▸ What to work on: Collect all lines below with the string "label".

▸ Stored items:

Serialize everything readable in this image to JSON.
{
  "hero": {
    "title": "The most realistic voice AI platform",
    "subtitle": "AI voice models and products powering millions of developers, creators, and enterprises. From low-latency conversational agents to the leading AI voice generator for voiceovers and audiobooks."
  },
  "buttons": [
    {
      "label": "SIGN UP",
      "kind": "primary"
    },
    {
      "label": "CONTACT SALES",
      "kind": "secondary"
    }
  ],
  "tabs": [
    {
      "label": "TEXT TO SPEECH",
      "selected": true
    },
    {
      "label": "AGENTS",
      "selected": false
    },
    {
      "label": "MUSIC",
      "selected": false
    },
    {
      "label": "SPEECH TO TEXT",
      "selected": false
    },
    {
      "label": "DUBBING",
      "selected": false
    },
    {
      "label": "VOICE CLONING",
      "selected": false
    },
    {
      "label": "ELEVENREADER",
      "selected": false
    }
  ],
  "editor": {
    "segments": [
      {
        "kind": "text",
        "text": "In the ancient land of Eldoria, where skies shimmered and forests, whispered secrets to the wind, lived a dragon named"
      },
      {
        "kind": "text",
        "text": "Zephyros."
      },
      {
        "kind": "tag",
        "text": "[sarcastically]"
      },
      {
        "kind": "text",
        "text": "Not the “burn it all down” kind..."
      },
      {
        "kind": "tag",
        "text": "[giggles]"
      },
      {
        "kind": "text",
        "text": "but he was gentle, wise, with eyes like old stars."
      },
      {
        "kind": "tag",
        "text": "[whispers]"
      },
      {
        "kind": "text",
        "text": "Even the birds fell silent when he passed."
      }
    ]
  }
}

▸ Task result:
      "label": "SIGN UP",
      "label": "CONTACT SALES",
      "label": "TEXT TO SPEECH",
      "label": "AGENTS",
      "label": "MUSIC",
      "label": "SPEECH TO TEXT",
      "label": "DUBBING",
      "label": "VOICE CLONING",
      "label": "ELEVENREADER",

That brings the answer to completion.